---- Given data

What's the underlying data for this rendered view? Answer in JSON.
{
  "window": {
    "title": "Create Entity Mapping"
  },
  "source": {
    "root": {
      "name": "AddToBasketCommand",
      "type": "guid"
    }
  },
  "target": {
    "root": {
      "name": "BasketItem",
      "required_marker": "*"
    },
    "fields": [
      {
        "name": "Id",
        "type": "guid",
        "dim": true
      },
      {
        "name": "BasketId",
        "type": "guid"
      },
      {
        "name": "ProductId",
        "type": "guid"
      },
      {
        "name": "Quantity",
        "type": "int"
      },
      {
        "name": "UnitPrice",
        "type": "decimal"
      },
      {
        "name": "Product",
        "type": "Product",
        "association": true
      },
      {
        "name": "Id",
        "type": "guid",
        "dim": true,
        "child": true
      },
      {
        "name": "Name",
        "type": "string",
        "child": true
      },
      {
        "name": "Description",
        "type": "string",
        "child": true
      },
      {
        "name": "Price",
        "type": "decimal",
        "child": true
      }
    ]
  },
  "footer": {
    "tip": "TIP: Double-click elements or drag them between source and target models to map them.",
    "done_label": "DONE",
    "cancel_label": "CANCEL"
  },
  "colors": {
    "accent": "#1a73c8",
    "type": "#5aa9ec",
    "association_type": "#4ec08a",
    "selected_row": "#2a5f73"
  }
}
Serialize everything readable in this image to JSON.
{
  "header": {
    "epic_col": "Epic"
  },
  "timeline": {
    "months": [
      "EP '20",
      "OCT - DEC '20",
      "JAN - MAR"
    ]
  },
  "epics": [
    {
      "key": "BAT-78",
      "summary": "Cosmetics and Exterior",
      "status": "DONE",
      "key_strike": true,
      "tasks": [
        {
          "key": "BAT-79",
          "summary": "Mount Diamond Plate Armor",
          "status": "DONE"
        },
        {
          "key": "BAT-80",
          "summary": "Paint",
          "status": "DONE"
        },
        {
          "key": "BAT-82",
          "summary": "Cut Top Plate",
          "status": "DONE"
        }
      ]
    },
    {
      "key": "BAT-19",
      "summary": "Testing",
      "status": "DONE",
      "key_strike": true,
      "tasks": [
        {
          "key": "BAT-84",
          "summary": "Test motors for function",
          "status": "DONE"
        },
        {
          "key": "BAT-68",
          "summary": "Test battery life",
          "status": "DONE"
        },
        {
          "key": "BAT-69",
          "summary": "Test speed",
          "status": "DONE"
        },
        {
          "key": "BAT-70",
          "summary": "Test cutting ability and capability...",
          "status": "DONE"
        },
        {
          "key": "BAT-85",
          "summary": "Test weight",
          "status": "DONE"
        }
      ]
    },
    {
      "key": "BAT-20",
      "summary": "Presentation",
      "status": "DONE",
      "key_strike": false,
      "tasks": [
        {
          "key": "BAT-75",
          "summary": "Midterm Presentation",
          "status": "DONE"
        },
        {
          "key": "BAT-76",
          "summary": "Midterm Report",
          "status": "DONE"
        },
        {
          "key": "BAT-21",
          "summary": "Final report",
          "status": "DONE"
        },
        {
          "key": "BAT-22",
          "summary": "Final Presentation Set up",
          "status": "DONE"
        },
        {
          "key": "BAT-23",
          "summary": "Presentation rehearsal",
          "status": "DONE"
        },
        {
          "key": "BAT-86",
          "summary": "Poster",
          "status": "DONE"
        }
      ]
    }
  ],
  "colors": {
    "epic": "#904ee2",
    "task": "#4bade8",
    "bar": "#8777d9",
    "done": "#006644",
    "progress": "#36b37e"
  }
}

--------

• Problem
Copy every line of the listing where the word "Final" appears.

• Right answer
          "summary": "Final report",
          "summary": "Final Presentation Set up",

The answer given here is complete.